**ARTICLE**

Smart working: strategy

by Ross Bentley 28 Feb 2006
by Ross Bentley 28 Feb 2006

The latest figures on productivity must have made grim reading for Gordon Brown who, since he took up the mantle of chancellor in 1997, has striven to improve efficiency among the UK’s workforce.


New data from the Office of National Statistics however, shows the growth in output per hour worked fell to zero in the year up to the third quarter 2005.


And compared with other major economies, UK productivity in 2004 was found wanting.


The US continues to be the productivity leader, 27% ahead of the UK. France has a productivity rate about 10% higher, and Germany’s productivity performance was the same as that of the UK.


Experts have offered many explanations for why the UK continues to lag behind its peers in the productivity stakes.


An increased regulatory burden on firms, deficiencies in the education system, a congested transport infrastructure and pension deficits holding back investment in skills and equipment have all been put forward as possible reasons for the shortfall.


However, for many, inadequate people management practices are the root cause of the UK’s lack of efficiency.


At management consultancy the Hay Group, associate director Russell Hobby points to a widespread inability to deal with underperformers as major obstacle to improving productivity.


A recent report from the firm revealed that more than half (52%) of respondents felt their organisations failed to deal with the ‘dead wood’.


An even greater proportion (58%) said their companies failed to measure performance fairly.


“This induces feelings of mediocrity. Productivity is a management issue and should be top of the boardroom agenda,” he said.

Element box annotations
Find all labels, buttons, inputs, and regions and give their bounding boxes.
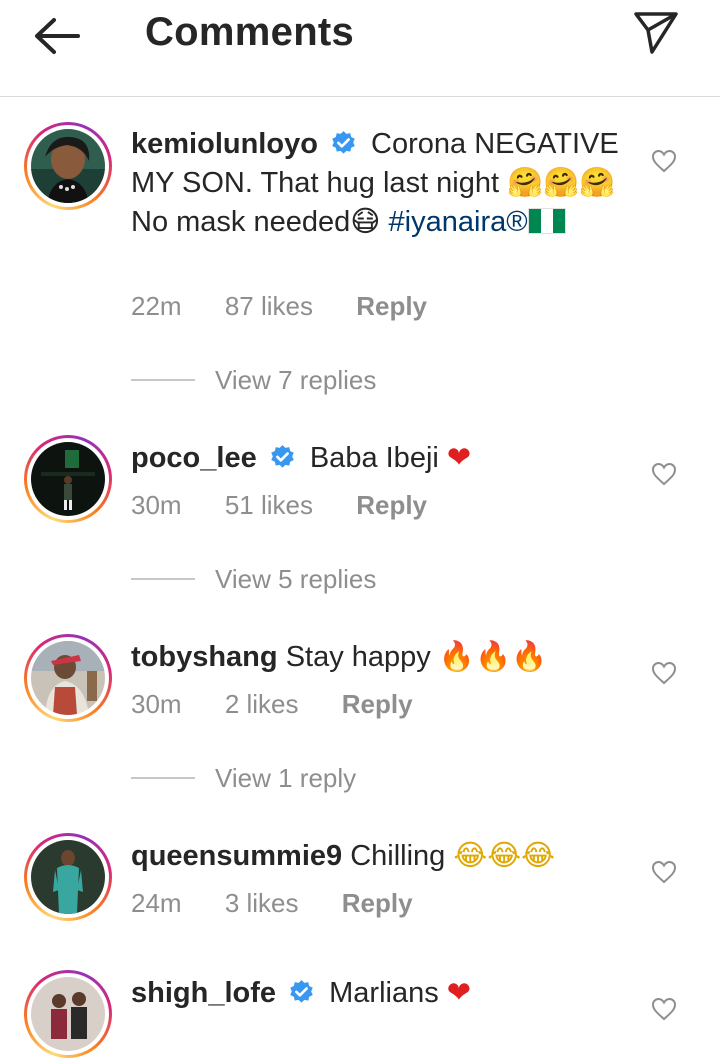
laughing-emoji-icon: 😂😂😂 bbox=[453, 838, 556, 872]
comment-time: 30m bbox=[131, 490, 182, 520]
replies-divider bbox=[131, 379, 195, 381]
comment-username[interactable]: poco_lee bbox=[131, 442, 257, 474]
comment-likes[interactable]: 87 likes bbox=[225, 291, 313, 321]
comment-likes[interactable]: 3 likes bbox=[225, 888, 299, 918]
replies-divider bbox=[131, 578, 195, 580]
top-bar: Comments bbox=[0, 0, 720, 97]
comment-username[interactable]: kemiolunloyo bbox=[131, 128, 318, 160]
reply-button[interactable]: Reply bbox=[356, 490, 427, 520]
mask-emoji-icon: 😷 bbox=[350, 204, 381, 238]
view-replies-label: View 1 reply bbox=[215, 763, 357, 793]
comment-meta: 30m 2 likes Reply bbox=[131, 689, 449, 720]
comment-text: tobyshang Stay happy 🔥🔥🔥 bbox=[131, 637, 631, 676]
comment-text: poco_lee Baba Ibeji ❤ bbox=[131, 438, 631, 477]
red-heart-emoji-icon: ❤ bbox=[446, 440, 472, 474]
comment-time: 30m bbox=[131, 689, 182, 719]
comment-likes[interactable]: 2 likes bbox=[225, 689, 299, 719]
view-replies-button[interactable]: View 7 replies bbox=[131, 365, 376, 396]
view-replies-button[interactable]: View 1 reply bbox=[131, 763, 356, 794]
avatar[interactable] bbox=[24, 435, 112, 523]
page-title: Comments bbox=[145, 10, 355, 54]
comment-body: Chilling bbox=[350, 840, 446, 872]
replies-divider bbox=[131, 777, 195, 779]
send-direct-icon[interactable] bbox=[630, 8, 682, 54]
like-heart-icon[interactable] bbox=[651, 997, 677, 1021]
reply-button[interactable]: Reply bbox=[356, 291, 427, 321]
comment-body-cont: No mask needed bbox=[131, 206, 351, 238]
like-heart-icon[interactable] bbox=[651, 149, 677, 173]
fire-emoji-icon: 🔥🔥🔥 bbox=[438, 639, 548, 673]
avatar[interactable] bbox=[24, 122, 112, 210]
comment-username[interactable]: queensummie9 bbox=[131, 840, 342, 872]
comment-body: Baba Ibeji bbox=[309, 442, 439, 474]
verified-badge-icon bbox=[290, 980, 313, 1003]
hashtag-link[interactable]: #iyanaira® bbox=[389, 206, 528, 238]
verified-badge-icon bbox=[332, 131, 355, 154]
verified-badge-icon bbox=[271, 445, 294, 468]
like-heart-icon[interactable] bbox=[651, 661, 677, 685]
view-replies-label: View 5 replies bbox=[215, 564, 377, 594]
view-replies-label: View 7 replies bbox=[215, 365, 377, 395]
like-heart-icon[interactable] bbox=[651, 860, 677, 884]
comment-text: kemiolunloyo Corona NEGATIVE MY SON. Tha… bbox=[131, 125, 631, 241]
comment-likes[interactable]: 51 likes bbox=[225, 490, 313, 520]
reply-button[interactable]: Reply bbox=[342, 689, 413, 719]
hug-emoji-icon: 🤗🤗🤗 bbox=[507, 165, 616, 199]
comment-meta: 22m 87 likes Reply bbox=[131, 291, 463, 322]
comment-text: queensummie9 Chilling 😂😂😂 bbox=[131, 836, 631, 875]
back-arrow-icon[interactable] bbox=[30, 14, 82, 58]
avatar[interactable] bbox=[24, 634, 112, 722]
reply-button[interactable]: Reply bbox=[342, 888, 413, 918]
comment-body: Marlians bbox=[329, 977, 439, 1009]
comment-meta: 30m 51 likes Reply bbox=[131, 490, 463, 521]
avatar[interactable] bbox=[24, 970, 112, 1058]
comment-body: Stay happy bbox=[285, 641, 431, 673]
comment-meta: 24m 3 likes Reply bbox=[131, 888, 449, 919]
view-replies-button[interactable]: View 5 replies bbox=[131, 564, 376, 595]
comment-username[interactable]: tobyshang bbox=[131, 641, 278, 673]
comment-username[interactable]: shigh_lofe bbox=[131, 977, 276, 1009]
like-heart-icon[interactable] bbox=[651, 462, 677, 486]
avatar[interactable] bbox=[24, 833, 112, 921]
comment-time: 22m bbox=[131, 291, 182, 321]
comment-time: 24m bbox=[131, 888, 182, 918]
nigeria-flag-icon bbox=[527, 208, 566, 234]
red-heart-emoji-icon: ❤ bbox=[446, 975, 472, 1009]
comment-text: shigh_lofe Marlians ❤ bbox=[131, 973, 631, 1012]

**WHAT TO PRODUCE**
In the smart working article, turn the paragraph beginning "The US continues to be the productivity leader" into a short bulleted list that keeps its main facts. Work only from the smart working article.

**OUTPUT FOR THIS EXERCISE**
- The US remains the productivity leader, 27% ahead of the UK.
- France's productivity rate is about 10% higher than the UK's.
- Germany's productivity performance matched the UK's.